Stored records:
________________________________________

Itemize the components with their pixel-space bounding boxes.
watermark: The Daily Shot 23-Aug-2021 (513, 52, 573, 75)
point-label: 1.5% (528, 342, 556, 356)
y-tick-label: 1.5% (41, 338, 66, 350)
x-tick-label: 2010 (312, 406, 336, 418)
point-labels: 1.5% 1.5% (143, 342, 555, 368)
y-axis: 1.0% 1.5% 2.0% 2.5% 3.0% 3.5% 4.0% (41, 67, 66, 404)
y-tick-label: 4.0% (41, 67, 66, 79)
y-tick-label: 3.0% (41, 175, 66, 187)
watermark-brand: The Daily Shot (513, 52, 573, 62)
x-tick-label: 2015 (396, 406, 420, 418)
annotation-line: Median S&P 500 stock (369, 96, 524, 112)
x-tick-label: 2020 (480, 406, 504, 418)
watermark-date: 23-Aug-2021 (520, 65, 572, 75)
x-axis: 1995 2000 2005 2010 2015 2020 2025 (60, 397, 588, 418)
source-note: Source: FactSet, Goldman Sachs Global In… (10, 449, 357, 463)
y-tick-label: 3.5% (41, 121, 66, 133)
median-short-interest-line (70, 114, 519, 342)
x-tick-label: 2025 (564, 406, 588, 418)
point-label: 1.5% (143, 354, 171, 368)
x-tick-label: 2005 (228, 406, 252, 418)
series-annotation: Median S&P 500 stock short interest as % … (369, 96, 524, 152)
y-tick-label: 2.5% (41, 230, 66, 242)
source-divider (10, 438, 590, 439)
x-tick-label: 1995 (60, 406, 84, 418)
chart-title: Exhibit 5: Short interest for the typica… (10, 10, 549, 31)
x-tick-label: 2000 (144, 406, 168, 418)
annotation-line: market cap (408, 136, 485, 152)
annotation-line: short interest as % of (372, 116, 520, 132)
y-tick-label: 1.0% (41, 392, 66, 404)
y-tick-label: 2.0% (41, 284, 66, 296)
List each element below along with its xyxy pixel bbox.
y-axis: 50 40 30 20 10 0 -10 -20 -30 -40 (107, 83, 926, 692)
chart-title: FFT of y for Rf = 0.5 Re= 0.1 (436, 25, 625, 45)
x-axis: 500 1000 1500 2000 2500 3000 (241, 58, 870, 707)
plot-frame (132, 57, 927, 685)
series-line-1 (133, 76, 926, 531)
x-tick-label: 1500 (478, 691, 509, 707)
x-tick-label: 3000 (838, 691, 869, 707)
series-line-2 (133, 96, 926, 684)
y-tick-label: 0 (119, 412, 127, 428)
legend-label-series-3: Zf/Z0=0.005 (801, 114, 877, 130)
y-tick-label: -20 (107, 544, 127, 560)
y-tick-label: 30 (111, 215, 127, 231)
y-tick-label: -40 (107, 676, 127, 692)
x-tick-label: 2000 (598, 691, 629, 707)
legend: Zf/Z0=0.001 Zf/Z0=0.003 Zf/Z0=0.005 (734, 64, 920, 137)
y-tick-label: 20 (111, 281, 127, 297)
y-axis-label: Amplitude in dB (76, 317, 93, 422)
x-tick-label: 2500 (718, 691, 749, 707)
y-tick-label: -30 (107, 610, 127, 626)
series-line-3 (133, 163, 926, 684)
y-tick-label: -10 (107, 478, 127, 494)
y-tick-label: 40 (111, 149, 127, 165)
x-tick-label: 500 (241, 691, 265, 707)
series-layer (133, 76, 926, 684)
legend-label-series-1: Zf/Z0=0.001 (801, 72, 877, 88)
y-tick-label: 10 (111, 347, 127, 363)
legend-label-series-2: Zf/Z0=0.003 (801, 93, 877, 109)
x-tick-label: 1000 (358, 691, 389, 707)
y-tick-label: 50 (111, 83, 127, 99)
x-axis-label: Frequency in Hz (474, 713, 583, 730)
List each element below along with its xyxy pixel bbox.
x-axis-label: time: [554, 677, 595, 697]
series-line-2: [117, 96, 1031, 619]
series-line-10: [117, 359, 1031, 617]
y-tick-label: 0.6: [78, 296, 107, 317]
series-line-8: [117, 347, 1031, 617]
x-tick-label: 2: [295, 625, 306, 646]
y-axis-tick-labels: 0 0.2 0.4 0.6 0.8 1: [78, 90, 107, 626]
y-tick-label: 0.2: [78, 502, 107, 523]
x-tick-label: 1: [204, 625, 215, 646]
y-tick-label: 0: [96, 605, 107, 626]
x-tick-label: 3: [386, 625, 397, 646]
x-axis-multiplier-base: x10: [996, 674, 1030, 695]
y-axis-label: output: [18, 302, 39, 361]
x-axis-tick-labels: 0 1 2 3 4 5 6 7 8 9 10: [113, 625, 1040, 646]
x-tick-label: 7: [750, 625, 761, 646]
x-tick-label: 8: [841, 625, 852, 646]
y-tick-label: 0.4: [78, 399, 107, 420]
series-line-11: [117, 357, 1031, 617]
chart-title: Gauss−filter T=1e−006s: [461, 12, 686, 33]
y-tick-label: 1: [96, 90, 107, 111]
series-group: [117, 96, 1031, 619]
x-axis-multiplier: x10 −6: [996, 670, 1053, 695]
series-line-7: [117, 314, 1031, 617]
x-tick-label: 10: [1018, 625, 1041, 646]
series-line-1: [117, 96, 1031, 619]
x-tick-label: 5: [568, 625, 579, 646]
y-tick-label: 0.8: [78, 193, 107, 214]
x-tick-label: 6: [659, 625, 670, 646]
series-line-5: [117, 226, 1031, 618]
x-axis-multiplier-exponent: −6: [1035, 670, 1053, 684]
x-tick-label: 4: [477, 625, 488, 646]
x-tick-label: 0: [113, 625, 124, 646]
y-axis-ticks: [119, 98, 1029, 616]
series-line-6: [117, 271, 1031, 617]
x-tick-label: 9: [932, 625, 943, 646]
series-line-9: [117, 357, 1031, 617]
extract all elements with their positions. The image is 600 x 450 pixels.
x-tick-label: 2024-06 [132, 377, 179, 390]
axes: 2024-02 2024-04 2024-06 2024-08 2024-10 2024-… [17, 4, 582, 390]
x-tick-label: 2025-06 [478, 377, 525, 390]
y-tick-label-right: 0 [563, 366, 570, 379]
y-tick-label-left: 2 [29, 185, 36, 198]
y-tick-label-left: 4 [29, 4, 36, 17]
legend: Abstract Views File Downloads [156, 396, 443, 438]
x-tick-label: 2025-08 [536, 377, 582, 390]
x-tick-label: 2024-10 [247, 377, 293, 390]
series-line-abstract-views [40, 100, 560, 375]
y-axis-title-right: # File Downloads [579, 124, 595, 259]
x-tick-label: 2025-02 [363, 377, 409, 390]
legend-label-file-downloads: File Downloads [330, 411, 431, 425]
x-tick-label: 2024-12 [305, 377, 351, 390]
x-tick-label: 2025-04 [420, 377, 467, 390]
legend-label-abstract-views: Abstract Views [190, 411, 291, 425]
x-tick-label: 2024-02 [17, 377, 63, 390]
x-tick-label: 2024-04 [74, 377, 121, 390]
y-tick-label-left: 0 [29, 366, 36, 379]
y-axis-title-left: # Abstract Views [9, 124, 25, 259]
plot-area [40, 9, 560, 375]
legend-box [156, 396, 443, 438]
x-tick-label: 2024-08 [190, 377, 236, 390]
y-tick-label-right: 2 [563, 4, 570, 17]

________________________________________

Work to be completed:
Please copy out the lines word for word, from the very first line down to and including the line that contains "watermark-brand: The Daily".

Response below:
Itemize the components with their pixel-space bounding boxes.
watermark: The Daily Shot 23-Aug-2021 (513, 52, 573, 75)
point-label: 1.5% (528, 342, 556, 356)
y-tick-label: 1.5% (41, 338, 66, 350)
x-tick-label: 2010 (312, 406, 336, 418)
point-labels: 1.5% 1.5% (143, 342, 555, 368)
y-axis: 1.0% 1.5% 2.0% 2.5% 3.0% 3.5% 4.0% (41, 67, 66, 404)
y-tick-label: 4.0% (41, 67, 66, 79)
y-tick-label: 3.0% (41, 175, 66, 187)
watermark-brand: The Daily Shot (513, 52, 573, 62)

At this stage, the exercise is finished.